__WHAT YOU ARE ASKED TO DO__.
Repeat, without any change, the entries presented below.

__DATASET__.
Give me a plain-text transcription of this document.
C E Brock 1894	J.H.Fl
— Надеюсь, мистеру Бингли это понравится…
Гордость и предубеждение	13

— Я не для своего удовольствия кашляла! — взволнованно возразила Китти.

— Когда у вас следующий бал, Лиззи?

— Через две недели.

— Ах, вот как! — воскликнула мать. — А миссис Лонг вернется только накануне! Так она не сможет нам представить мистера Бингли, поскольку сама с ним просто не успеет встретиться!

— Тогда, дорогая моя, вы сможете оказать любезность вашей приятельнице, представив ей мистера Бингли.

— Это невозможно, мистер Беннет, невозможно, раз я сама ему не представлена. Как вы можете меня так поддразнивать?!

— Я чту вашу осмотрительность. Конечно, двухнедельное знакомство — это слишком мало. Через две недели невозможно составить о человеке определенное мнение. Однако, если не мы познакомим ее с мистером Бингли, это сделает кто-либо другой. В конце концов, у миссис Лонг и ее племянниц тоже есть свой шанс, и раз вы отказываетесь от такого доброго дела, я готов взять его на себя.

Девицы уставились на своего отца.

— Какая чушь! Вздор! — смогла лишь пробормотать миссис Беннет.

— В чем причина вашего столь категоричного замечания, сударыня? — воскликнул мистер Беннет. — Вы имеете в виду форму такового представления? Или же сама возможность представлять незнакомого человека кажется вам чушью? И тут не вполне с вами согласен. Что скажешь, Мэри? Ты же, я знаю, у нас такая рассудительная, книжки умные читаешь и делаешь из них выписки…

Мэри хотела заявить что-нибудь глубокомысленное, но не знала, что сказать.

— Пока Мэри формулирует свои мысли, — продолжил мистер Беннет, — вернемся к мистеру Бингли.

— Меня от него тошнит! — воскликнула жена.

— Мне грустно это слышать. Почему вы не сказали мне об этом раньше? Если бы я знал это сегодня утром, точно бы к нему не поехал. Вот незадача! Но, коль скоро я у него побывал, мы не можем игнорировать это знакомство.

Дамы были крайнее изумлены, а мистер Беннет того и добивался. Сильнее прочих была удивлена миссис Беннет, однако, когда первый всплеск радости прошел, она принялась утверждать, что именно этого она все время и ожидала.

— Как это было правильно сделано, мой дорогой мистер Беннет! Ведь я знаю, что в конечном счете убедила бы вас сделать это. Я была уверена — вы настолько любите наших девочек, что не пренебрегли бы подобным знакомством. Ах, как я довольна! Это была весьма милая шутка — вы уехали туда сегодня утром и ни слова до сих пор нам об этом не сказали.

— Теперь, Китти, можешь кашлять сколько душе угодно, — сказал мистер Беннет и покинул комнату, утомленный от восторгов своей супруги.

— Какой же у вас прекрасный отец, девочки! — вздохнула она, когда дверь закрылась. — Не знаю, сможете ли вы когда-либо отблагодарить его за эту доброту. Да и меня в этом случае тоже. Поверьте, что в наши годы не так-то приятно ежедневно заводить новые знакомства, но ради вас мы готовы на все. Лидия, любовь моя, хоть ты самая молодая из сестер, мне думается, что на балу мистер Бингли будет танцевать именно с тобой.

__IN RESPONSE__.
Give me a plain-text transcription of this document.
C E Brock 1894	J.H.Fl
— Надеюсь, мистеру Бингли это понравится…
Гордость и предубеждение	13

— Я не для своего удовольствия кашляла! — взволнованно возразила Китти.

— Когда у вас следующий бал, Лиззи?

— Через две недели.

— Ах, вот как! — воскликнула мать. — А миссис Лонг вернется только накануне! Так она не сможет нам представить мистера Бингли, поскольку сама с ним просто не успеет встретиться!

— Тогда, дорогая моя, вы сможете оказать любезность вашей приятельнице, представив ей мистера Бингли.

— Это невозможно, мистер Беннет, невозможно, раз я сама ему не представлена. Как вы можете меня так поддразнивать?!

— Я чту вашу осмотрительность. Конечно, двухнедельное знакомство — это слишком мало. Через две недели невозможно составить о человеке определенное мнение. Однако, если не мы познакомим ее с мистером Бингли, это сделает кто-либо другой. В конце концов, у миссис Лонг и ее племянниц тоже есть свой шанс, и раз вы отказываетесь от такого доброго дела, я готов взять его на себя.

Девицы уставились на своего отца.

— Какая чушь! Вздор! — смогла лишь пробормотать миссис Беннет.

— В чем причина вашего столь категоричного замечания, сударыня? — воскликнул мистер Беннет. — Вы имеете в виду форму такового представления? Или же сама возможность представлять незнакомого человека кажется вам чушью? И тут не вполне с вами согласен. Что скажешь, Мэри? Ты же, я знаю, у нас такая рассудительная, книжки умные читаешь и делаешь из них выписки…

Мэри хотела заявить что-нибудь глубокомысленное, но не знала, что сказать.

— Пока Мэри формулирует свои мысли, — продолжил мистер Беннет, — вернемся к мистеру Бингли.

— Меня от него тошнит! — воскликнула жена.

— Мне грустно это слышать. Почему вы не сказали мне об этом раньше? Если бы я знал это сегодня утром, точно бы к нему не поехал. Вот незадача! Но, коль скоро я у него побывал, мы не можем игнорировать это знакомство.

Дамы были крайнее изумлены, а мистер Беннет того и добивался. Сильнее прочих была удивлена миссис Беннет, однако, когда первый всплеск радости прошел, она принялась утверждать, что именно этого она все время и ожидала.

— Как это было правильно сделано, мой дорогой мистер Беннет! Ведь я знаю, что в конечном счете убедила бы вас сделать это. Я была уверена — вы настолько любите наших девочек, что не пренебрегли бы подобным знакомством. Ах, как я довольна! Это была весьма милая шутка — вы уехали туда сегодня утром и ни слова до сих пор нам об этом не сказали.

— Теперь, Китти, можешь кашлять сколько душе угодно, — сказал мистер Беннет и покинул комнату, утомленный от восторгов своей супруги.

— Какой же у вас прекрасный отец, девочки! — вздохнула она, когда дверь закрылась. — Не знаю, сможете ли вы когда-либо отблагодарить его за эту доброту. Да и меня в этом случае тоже. Поверьте, что в наши годы не так-то приятно ежедневно заводить новые знакомства, но ради вас мы готовы на все. Лидия, любовь моя, хоть ты самая молодая из сестер, мне думается, что на балу мистер Бингли будет танцевать именно с тобой.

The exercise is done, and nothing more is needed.